> GIVEN REQUEST: Please give the count of lines holding the string "JSON" and nothing besides.

— START OF INFORMATION GIVEN —

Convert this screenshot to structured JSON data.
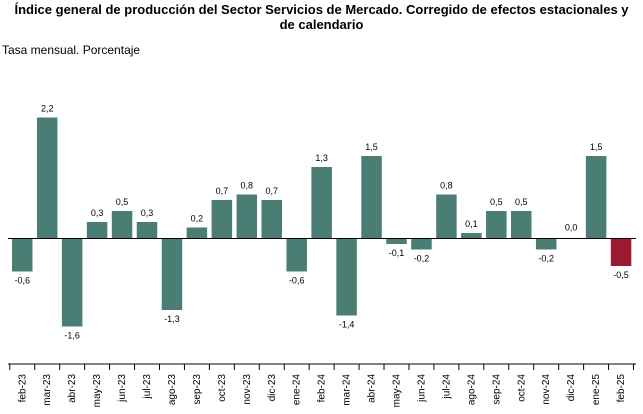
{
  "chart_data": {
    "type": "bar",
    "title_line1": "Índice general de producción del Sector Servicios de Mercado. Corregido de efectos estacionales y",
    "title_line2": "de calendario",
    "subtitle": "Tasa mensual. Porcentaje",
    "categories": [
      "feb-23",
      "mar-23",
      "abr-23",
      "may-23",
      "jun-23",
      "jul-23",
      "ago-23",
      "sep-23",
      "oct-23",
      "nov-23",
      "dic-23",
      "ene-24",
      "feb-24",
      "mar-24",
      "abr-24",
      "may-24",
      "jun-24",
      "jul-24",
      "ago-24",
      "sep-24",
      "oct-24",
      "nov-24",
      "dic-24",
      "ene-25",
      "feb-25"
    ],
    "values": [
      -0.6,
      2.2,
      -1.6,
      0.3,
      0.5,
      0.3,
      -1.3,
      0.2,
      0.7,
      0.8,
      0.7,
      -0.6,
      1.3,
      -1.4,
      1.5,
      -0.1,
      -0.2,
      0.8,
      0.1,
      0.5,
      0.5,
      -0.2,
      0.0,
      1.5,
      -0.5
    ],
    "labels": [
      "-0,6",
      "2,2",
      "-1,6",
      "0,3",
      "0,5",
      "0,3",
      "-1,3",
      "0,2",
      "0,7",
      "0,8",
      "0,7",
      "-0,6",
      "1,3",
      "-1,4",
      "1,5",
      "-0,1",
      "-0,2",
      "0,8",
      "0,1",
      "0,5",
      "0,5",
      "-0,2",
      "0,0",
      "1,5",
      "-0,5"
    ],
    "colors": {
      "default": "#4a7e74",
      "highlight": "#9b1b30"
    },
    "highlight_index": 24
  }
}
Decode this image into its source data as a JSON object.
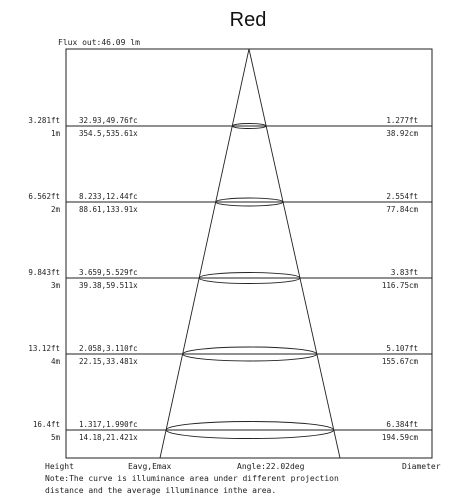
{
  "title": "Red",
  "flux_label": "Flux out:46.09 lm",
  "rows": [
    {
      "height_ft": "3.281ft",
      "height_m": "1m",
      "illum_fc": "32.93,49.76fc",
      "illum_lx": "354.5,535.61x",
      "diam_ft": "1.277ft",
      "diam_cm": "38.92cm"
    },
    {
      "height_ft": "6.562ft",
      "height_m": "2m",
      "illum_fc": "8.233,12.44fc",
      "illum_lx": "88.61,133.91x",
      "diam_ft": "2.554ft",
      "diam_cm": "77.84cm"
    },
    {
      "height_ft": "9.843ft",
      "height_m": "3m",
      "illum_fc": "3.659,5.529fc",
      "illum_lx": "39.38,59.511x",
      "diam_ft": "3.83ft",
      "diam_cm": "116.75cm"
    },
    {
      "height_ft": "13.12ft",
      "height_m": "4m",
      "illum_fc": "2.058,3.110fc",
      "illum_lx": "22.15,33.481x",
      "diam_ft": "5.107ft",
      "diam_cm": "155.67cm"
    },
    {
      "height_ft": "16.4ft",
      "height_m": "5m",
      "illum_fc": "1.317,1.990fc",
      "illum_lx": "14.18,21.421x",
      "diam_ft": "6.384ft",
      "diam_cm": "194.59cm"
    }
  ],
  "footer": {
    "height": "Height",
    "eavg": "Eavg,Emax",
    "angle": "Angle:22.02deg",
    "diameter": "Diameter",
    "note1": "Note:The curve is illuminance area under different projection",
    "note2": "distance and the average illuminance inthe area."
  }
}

— END OF INFORMATION GIVEN —
— START OF INFORMATION GIVEN —

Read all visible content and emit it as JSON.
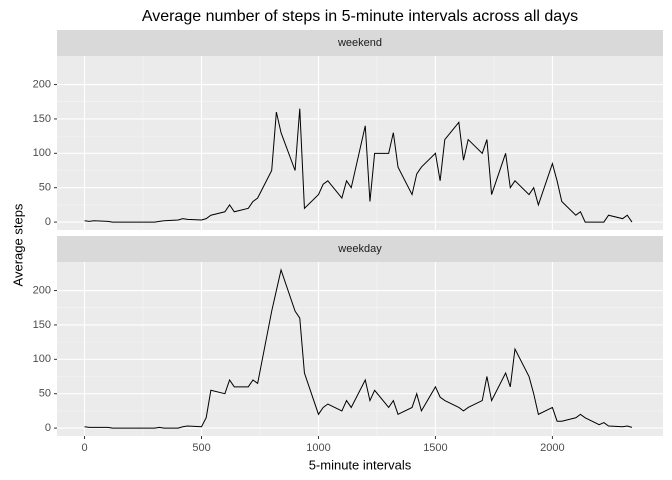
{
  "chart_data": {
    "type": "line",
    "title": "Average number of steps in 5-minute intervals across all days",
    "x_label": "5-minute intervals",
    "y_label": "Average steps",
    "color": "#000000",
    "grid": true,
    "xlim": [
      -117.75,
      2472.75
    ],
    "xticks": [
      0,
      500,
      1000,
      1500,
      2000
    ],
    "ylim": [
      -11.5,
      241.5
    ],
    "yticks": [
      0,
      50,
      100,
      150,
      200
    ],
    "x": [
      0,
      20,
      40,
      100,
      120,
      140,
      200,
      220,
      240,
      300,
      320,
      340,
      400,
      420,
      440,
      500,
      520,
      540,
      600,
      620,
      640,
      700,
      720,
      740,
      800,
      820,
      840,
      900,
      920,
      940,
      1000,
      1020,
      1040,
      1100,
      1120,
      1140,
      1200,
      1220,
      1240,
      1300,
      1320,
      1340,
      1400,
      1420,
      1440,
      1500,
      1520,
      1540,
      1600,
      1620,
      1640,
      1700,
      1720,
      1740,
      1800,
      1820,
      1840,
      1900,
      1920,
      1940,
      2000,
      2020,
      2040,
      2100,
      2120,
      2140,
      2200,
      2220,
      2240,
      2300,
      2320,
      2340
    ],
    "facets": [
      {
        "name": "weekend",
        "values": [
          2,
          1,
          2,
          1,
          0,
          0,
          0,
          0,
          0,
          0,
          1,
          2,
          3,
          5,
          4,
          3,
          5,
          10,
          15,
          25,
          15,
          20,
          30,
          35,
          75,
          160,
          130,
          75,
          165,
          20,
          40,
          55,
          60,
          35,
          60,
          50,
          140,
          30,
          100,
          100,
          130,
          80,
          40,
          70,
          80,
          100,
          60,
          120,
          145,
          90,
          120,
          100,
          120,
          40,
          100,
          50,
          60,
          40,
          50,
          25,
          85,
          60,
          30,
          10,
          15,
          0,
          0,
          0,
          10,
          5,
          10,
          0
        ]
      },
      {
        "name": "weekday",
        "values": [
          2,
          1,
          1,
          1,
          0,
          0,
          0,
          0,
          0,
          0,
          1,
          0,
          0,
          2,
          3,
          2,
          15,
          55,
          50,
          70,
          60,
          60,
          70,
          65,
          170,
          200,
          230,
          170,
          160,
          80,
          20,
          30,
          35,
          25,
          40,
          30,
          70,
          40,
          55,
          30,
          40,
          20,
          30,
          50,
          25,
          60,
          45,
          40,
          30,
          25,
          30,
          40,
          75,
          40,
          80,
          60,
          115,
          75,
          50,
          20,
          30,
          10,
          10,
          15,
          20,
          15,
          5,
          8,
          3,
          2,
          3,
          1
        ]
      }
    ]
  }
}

— END OF INFORMATION GIVEN —

> ANSWER TO THIS PROBLEM: 3